-------- Available data --------

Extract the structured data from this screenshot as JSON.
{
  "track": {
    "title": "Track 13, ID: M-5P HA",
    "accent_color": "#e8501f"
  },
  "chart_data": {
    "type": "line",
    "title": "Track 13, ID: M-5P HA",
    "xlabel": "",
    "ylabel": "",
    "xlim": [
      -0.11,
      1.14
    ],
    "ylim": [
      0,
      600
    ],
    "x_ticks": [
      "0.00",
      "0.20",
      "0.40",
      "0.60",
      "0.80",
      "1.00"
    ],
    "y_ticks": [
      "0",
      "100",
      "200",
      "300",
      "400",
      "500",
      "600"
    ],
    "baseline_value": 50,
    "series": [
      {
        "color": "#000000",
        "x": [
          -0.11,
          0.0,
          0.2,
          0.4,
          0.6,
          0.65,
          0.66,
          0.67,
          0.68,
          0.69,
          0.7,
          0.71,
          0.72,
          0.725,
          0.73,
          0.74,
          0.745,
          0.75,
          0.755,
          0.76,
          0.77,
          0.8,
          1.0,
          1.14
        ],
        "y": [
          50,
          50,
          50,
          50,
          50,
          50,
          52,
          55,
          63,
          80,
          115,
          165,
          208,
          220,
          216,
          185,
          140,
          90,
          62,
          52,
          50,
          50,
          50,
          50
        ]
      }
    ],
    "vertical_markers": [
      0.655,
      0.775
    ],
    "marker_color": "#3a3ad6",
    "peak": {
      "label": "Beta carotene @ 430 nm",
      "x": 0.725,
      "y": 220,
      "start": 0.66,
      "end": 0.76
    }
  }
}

--------

**Problem details:** Repeat the entries shown above, every one, word for word.

**Output for this task:**
Extract the structured data from this screenshot as JSON.
{
  "track": {
    "title": "Track 13, ID: M-5P HA",
    "accent_color": "#e8501f"
  },
  "chart_data": {
    "type": "line",
    "title": "Track 13, ID: M-5P HA",
    "xlabel": "",
    "ylabel": "",
    "xlim": [
      -0.11,
      1.14
    ],
    "ylim": [
      0,
      600
    ],
    "x_ticks": [
      "0.00",
      "0.20",
      "0.40",
      "0.60",
      "0.80",
      "1.00"
    ],
    "y_ticks": [
      "0",
      "100",
      "200",
      "300",
      "400",
      "500",
      "600"
    ],
    "baseline_value": 50,
    "series": [
      {
        "color": "#000000",
        "x": [
          -0.11,
          0.0,
          0.2,
          0.4,
          0.6,
          0.65,
          0.66,
          0.67,
          0.68,
          0.69,
          0.7,
          0.71,
          0.72,
          0.725,
          0.73,
          0.74,
          0.745,
          0.75,
          0.755,
          0.76,
          0.77,
          0.8,
          1.0,
          1.14
        ],
        "y": [
          50,
          50,
          50,
          50,
          50,
          50,
          52,
          55,
          63,
          80,
          115,
          165,
          208,
          220,
          216,
          185,
          140,
          90,
          62,
          52,
          50,
          50,
          50,
          50
        ]
      }
    ],
    "vertical_markers": [
      0.655,
      0.775
    ],
    "marker_color": "#3a3ad6",
    "peak": {
      "label": "Beta carotene @ 430 nm",
      "x": 0.725,
      "y": 220,
      "start": 0.66,
      "end": 0.76
    }
  }
}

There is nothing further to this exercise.